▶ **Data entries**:
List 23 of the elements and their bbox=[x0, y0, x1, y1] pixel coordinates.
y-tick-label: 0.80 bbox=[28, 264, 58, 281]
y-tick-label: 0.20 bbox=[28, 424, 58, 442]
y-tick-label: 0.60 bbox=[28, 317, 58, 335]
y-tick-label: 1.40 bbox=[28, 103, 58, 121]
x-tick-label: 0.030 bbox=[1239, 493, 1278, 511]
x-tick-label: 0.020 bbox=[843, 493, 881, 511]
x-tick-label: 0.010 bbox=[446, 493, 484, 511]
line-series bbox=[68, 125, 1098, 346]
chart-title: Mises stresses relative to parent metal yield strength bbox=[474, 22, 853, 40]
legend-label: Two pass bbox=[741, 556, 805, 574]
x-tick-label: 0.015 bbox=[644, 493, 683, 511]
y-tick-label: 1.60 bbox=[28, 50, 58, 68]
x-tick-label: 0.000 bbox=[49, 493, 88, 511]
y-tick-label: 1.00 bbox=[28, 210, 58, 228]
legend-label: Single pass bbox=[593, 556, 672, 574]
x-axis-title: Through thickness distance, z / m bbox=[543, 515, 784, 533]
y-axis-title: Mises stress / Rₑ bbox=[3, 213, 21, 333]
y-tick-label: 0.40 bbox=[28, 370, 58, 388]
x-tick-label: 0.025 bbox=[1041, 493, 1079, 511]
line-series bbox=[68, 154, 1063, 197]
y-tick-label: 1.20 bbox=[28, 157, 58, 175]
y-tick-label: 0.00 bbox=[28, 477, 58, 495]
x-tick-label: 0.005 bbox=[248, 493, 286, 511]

...

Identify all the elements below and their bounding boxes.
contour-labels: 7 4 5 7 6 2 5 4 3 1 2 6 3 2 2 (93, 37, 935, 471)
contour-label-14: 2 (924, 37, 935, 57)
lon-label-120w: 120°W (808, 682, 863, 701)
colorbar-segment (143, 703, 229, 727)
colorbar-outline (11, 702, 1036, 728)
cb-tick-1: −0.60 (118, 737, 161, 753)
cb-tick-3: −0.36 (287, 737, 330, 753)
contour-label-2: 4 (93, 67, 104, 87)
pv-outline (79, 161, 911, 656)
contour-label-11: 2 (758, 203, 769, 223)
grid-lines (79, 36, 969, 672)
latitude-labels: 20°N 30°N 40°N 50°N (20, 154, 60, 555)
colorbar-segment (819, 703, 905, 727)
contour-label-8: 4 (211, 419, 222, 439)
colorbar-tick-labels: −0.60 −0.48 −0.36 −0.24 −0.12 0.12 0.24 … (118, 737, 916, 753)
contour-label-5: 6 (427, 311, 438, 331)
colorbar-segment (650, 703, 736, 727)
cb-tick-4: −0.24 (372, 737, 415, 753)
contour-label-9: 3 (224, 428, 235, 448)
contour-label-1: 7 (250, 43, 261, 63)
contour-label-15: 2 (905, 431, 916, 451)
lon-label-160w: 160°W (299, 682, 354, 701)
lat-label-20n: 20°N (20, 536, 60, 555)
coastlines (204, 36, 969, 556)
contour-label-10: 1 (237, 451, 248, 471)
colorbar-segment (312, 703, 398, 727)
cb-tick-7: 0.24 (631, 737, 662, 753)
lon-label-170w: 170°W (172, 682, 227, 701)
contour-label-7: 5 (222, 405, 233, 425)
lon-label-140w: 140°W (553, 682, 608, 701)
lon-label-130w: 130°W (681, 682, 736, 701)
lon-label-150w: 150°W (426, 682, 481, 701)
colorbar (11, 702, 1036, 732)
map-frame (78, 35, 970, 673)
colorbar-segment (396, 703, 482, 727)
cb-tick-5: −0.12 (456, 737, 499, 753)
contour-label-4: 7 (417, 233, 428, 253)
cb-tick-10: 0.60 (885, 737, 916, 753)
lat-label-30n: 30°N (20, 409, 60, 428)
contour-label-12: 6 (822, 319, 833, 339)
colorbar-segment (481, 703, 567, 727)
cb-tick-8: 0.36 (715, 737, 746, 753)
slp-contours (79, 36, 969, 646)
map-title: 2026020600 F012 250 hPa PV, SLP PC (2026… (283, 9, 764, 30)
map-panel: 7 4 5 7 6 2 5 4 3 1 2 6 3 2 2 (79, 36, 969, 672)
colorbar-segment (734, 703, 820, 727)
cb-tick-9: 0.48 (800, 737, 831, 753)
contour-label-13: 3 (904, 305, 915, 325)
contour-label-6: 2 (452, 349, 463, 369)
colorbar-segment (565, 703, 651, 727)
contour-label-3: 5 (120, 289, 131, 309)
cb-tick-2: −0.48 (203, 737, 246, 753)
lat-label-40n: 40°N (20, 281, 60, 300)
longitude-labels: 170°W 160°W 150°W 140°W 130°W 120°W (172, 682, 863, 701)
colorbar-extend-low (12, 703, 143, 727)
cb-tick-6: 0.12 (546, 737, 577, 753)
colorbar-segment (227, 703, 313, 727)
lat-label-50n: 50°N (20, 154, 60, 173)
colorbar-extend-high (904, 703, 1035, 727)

==

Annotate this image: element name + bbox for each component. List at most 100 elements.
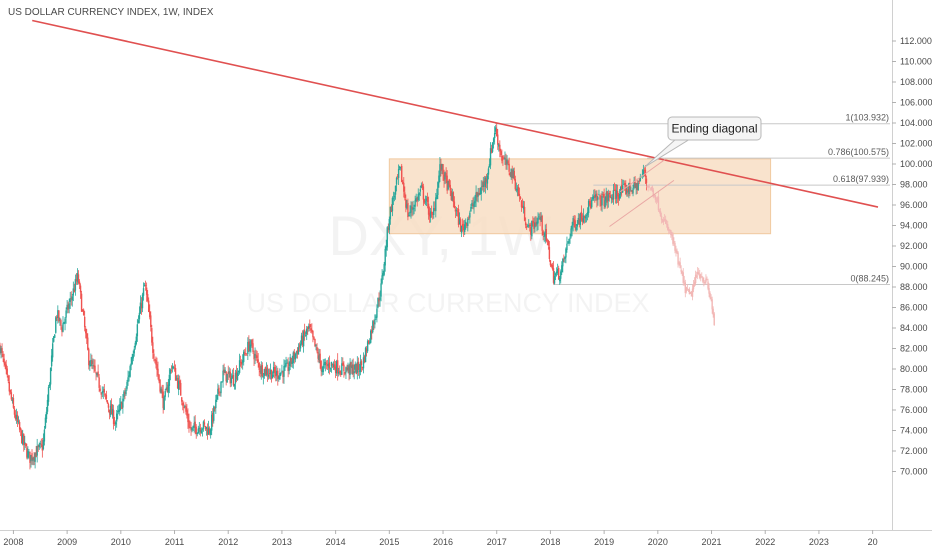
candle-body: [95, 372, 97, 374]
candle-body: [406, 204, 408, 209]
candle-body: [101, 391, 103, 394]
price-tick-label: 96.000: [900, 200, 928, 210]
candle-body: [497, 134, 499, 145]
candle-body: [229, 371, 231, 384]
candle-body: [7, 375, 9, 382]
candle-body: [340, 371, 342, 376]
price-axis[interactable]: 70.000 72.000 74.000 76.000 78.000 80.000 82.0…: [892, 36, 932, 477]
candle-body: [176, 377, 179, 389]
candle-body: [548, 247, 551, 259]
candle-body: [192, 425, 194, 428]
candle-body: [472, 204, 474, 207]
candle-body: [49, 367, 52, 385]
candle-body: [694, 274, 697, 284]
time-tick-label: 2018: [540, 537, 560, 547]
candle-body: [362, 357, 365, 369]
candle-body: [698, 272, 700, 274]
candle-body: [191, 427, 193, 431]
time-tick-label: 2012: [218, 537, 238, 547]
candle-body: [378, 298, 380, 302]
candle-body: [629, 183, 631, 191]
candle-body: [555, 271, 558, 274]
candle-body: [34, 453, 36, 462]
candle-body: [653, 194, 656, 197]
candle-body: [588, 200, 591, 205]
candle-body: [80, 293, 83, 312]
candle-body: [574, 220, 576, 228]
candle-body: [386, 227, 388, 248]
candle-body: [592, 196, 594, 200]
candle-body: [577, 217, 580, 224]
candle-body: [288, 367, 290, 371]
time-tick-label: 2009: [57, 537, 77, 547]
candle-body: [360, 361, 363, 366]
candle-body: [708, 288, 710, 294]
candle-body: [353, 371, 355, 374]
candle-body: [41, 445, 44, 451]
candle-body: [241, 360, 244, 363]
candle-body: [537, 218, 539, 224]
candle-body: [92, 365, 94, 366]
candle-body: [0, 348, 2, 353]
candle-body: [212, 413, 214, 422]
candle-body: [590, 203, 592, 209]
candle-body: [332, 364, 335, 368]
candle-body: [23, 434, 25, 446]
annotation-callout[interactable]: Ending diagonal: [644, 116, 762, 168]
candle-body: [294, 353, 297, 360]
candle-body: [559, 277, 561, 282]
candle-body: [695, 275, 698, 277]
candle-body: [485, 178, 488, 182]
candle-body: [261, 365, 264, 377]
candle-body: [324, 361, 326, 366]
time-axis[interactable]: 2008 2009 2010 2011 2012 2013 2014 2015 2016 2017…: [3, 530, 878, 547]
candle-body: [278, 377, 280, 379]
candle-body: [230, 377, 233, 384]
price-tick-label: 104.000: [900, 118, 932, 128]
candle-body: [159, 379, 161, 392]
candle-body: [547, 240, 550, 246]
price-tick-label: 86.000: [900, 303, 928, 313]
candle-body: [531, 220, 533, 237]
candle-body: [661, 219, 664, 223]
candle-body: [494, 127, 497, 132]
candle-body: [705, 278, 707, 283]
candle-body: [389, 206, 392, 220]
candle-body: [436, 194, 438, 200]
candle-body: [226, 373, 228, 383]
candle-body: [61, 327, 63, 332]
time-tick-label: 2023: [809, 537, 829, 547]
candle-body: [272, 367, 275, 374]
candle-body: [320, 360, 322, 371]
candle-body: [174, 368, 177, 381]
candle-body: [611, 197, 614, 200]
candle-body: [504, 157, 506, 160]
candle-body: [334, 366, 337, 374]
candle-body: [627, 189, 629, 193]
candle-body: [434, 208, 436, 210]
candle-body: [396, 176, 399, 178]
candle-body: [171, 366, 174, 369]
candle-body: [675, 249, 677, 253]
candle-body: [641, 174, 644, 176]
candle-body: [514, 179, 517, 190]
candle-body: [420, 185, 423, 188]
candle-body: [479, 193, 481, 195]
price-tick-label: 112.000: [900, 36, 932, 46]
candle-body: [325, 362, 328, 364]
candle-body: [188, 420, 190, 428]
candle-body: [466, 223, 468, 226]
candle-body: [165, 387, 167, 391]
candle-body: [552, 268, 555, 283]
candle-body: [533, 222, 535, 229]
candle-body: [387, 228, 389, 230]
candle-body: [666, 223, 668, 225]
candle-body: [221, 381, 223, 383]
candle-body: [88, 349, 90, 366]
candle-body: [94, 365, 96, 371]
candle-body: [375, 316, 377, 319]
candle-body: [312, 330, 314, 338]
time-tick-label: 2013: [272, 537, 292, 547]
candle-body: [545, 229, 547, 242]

▶ **PROBLEM TO WORK ON**: Write out the entries again from the line containing "Identify all the" through the line containing "colorbar-segment (650, 703, 736, 727)", with "grid-lines" replaced by "gridlines" and everything else left unchanged.

▶ **RESPONSE**:
Identify all the elements below and their bounding boxes.
contour-labels: 7 4 5 7 6 2 5 4 3 1 2 6 3 2 2 (93, 37, 935, 471)
contour-label-14: 2 (924, 37, 935, 57)
lon-label-120w: 120°W (808, 682, 863, 701)
colorbar-segment (143, 703, 229, 727)
colorbar-outline (11, 702, 1036, 728)
cb-tick-1: −0.60 (118, 737, 161, 753)
cb-tick-3: −0.36 (287, 737, 330, 753)
contour-label-2: 4 (93, 67, 104, 87)
pv-outline (79, 161, 911, 656)
contour-label-11: 2 (758, 203, 769, 223)
gridlines (79, 36, 969, 672)
latitude-labels: 20°N 30°N 40°N 50°N (20, 154, 60, 555)
colorbar-segment (819, 703, 905, 727)
contour-label-8: 4 (211, 419, 222, 439)
colorbar-tick-labels: −0.60 −0.48 −0.36 −0.24 −0.12 0.12 0.24 … (118, 737, 916, 753)
contour-label-5: 6 (427, 311, 438, 331)
colorbar-segment (650, 703, 736, 727)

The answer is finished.